Entries supplied:
#####
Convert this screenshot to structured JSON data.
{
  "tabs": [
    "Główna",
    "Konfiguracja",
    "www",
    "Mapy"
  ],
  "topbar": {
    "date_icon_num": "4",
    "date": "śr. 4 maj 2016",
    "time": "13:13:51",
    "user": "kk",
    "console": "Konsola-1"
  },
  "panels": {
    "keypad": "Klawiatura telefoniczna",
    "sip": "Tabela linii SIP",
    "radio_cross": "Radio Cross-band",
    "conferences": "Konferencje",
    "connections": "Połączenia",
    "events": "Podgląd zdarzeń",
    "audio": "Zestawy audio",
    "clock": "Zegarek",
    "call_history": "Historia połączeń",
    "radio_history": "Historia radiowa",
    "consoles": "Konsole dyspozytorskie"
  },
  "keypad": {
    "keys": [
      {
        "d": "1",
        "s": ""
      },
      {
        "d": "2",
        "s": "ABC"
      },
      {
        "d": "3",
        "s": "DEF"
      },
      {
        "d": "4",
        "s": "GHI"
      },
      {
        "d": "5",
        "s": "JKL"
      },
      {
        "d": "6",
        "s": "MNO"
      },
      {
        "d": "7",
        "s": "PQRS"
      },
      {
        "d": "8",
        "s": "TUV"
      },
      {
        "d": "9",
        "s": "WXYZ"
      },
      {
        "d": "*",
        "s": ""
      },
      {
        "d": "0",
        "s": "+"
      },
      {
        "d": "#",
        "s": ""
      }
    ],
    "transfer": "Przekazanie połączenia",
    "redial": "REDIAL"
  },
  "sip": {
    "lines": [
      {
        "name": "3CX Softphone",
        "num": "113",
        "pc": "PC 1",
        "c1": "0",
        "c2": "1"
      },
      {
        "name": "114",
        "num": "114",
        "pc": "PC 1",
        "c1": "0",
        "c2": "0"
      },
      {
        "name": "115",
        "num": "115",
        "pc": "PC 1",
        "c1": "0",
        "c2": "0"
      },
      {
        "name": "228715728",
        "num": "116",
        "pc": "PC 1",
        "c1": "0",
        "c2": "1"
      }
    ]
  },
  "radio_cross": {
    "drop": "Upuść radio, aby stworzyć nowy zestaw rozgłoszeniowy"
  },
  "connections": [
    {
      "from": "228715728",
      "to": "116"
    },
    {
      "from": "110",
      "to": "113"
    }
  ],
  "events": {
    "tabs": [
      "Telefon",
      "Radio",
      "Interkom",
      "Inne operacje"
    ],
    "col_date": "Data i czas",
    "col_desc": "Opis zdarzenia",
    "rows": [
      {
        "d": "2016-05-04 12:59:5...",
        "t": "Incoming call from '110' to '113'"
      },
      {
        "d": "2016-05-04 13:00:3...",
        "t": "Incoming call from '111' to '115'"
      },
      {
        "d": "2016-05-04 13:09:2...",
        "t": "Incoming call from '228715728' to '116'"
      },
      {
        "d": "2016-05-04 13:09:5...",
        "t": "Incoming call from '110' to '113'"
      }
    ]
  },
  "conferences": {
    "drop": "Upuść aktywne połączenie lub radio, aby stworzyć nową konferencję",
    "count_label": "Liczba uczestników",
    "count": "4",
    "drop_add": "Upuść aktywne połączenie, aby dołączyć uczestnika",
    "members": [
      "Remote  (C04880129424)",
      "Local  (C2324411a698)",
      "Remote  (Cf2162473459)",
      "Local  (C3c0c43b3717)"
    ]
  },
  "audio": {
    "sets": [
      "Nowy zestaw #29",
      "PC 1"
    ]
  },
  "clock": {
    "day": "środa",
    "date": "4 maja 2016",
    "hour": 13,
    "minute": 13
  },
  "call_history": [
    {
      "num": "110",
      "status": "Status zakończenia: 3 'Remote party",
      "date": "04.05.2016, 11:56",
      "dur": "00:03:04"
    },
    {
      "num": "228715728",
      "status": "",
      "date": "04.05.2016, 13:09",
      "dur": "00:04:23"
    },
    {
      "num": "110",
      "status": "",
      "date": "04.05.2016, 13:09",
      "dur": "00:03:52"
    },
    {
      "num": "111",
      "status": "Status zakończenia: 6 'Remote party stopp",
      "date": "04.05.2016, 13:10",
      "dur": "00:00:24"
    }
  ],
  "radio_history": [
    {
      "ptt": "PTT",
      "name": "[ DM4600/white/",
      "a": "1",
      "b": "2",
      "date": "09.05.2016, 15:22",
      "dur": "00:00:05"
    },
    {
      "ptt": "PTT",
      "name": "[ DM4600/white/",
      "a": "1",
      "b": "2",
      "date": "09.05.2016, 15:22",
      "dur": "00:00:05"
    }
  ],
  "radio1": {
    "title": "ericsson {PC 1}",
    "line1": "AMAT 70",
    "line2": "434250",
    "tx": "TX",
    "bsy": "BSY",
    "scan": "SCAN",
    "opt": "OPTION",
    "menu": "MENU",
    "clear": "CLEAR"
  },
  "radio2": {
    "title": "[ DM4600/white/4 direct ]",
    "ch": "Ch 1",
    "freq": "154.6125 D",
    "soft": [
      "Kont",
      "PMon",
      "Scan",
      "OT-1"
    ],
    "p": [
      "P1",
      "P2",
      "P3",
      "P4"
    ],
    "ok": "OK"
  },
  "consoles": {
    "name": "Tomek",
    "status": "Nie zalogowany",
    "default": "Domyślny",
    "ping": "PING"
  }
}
#####
To do: Retype the whole listing, matching it exactly.

Solved exercise:
Convert this screenshot to structured JSON data.
{
  "tabs": [
    "Główna",
    "Konfiguracja",
    "www",
    "Mapy"
  ],
  "topbar": {
    "date_icon_num": "4",
    "date": "śr. 4 maj 2016",
    "time": "13:13:51",
    "user": "kk",
    "console": "Konsola-1"
  },
  "panels": {
    "keypad": "Klawiatura telefoniczna",
    "sip": "Tabela linii SIP",
    "radio_cross": "Radio Cross-band",
    "conferences": "Konferencje",
    "connections": "Połączenia",
    "events": "Podgląd zdarzeń",
    "audio": "Zestawy audio",
    "clock": "Zegarek",
    "call_history": "Historia połączeń",
    "radio_history": "Historia radiowa",
    "consoles": "Konsole dyspozytorskie"
  },
  "keypad": {
    "keys": [
      {
        "d": "1",
        "s": ""
      },
      {
        "d": "2",
        "s": "ABC"
      },
      {
        "d": "3",
        "s": "DEF"
      },
      {
        "d": "4",
        "s": "GHI"
      },
      {
        "d": "5",
        "s": "JKL"
      },
      {
        "d": "6",
        "s": "MNO"
      },
      {
        "d": "7",
        "s": "PQRS"
      },
      {
        "d": "8",
        "s": "TUV"
      },
      {
        "d": "9",
        "s": "WXYZ"
      },
      {
        "d": "*",
        "s": ""
      },
      {
        "d": "0",
        "s": "+"
      },
      {
        "d": "#",
        "s": ""
      }
    ],
    "transfer": "Przekazanie połączenia",
    "redial": "REDIAL"
  },
  "sip": {
    "lines": [
      {
        "name": "3CX Softphone",
        "num": "113",
        "pc": "PC 1",
        "c1": "0",
        "c2": "1"
      },
      {
        "name": "114",
        "num": "114",
        "pc": "PC 1",
        "c1": "0",
        "c2": "0"
      },
      {
        "name": "115",
        "num": "115",
        "pc": "PC 1",
        "c1": "0",
        "c2": "0"
      },
      {
        "name": "228715728",
        "num": "116",
        "pc": "PC 1",
        "c1": "0",
        "c2": "1"
      }
    ]
  },
  "radio_cross": {
    "drop": "Upuść radio, aby stworzyć nowy zestaw rozgłoszeniowy"
  },
  "connections": [
    {
      "from": "228715728",
      "to": "116"
    },
    {
      "from": "110",
      "to": "113"
    }
  ],
  "events": {
    "tabs": [
      "Telefon",
      "Radio",
      "Interkom",
      "Inne operacje"
    ],
    "col_date": "Data i czas",
    "col_desc": "Opis zdarzenia",
    "rows": [
      {
        "d": "2016-05-04 12:59:5...",
        "t": "Incoming call from '110' to '113'"
      },
      {
        "d": "2016-05-04 13:00:3...",
        "t": "Incoming call from '111' to '115'"
      },
      {
        "d": "2016-05-04 13:09:2...",
        "t": "Incoming call from '228715728' to '116'"
      },
      {
        "d": "2016-05-04 13:09:5...",
        "t": "Incoming call from '110' to '113'"
      }
    ]
  },
  "conferences": {
    "drop": "Upuść aktywne połączenie lub radio, aby stworzyć nową konferencję",
    "count_label": "Liczba uczestników",
    "count": "4",
    "drop_add": "Upuść aktywne połączenie, aby dołączyć uczestnika",
    "members": [
      "Remote  (C04880129424)",
      "Local  (C2324411a698)",
      "Remote  (Cf2162473459)",
      "Local  (C3c0c43b3717)"
    ]
  },
  "audio": {
    "sets": [
      "Nowy zestaw #29",
      "PC 1"
    ]
  },
  "clock": {
    "day": "środa",
    "date": "4 maja 2016",
    "hour": 13,
    "minute": 13
  },
  "call_history": [
    {
      "num": "110",
      "status": "Status zakończenia: 3 'Remote party",
      "date": "04.05.2016, 11:56",
      "dur": "00:03:04"
    },
    {
      "num": "228715728",
      "status": "",
      "date": "04.05.2016, 13:09",
      "dur": "00:04:23"
    },
    {
      "num": "110",
      "status": "",
      "date": "04.05.2016, 13:09",
      "dur": "00:03:52"
    },
    {
      "num": "111",
      "status": "Status zakończenia: 6 'Remote party stopp",
      "date": "04.05.2016, 13:10",
      "dur": "00:00:24"
    }
  ],
  "radio_history": [
    {
      "ptt": "PTT",
      "name": "[ DM4600/white/",
      "a": "1",
      "b": "2",
      "date": "09.05.2016, 15:22",
      "dur": "00:00:05"
    },
    {
      "ptt": "PTT",
      "name": "[ DM4600/white/",
      "a": "1",
      "b": "2",
      "date": "09.05.2016, 15:22",
      "dur": "00:00:05"
    }
  ],
  "radio1": {
    "title": "ericsson {PC 1}",
    "line1": "AMAT 70",
    "line2": "434250",
    "tx": "TX",
    "bsy": "BSY",
    "scan": "SCAN",
    "opt": "OPTION",
    "menu": "MENU",
    "clear": "CLEAR"
  },
  "radio2": {
    "title": "[ DM4600/white/4 direct ]",
    "ch": "Ch 1",
    "freq": "154.6125 D",
    "soft": [
      "Kont",
      "PMon",
      "Scan",
      "OT-1"
    ],
    "p": [
      "P1",
      "P2",
      "P3",
      "P4"
    ],
    "ok": "OK"
  },
  "consoles": {
    "name": "Tomek",
    "status": "Nie zalogowany",
    "default": "Domyślny",
    "ping": "PING"
  }
}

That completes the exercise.